#### [GOAL]
Every line of the listing must be reproduced as it stands. Leave the images behind.

▶

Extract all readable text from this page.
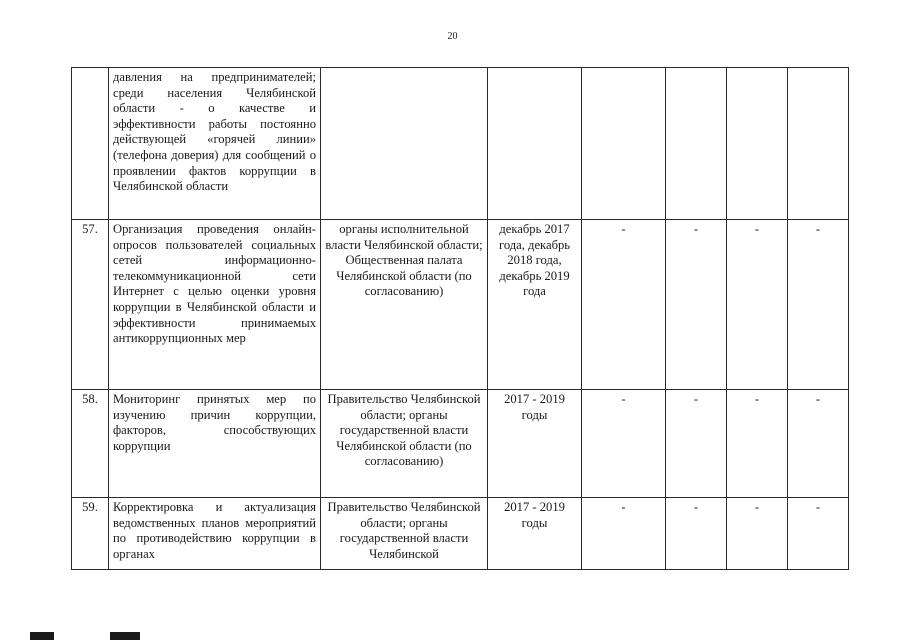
20
	давления на предпринимателей; среди населения Челябинской области - о качестве и эффективности работы постоянно действующей «горячей линии» (телефона доверия) для сообщений о проявлении фактов коррупции в Челябинской области						
57.	Организация проведения онлайн-опросов пользователей социальных сетей информационно-телекоммуникационной сети Интернет с целью оценки уровня коррупции в Челябинской области и эффективности принимаемых антикоррупционных мер	органы исполнительной власти Челябинской области; Общественная палата Челябинской области (по согласованию)	декабрь 2017 года, декабрь 2018 года, декабрь 2019 года	-	-	-	-
58.	Мониторинг принятых мер по изучению причин коррупции, факторов, способствующих коррупции	Правительство Челябинской области; органы государственной власти Челябинской области (по согласованию)	2017 - 2019 годы	-	-	-	-
59.	Корректировка и актуализация ведомственных планов мероприятий по противодействию коррупции в органах	Правительство Челябинской области; органы государственной власти Челябинской	2017 - 2019 годы	-	-	-	-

◀

#### [EXERCISE RESPONSE]
Extract all readable text from this page.
20
	давления на предпринимателей; среди населения Челябинской области - о качестве и эффективности работы постоянно действующей «горячей линии» (телефона доверия) для сообщений о проявлении фактов коррупции в Челябинской области						
57.	Организация проведения онлайн-опросов пользователей социальных сетей информационно-телекоммуникационной сети Интернет с целью оценки уровня коррупции в Челябинской области и эффективности принимаемых антикоррупционных мер	органы исполнительной власти Челябинской области; Общественная палата Челябинской области (по согласованию)	декабрь 2017 года, декабрь 2018 года, декабрь 2019 года	-	-	-	-
58.	Мониторинг принятых мер по изучению причин коррупции, факторов, способствующих коррупции	Правительство Челябинской области; органы государственной власти Челябинской области (по согласованию)	2017 - 2019 годы	-	-	-	-
59.	Корректировка и актуализация ведомственных планов мероприятий по противодействию коррупции в органах	Правительство Челябинской области; органы государственной власти Челябинской	2017 - 2019 годы	-	-	-	-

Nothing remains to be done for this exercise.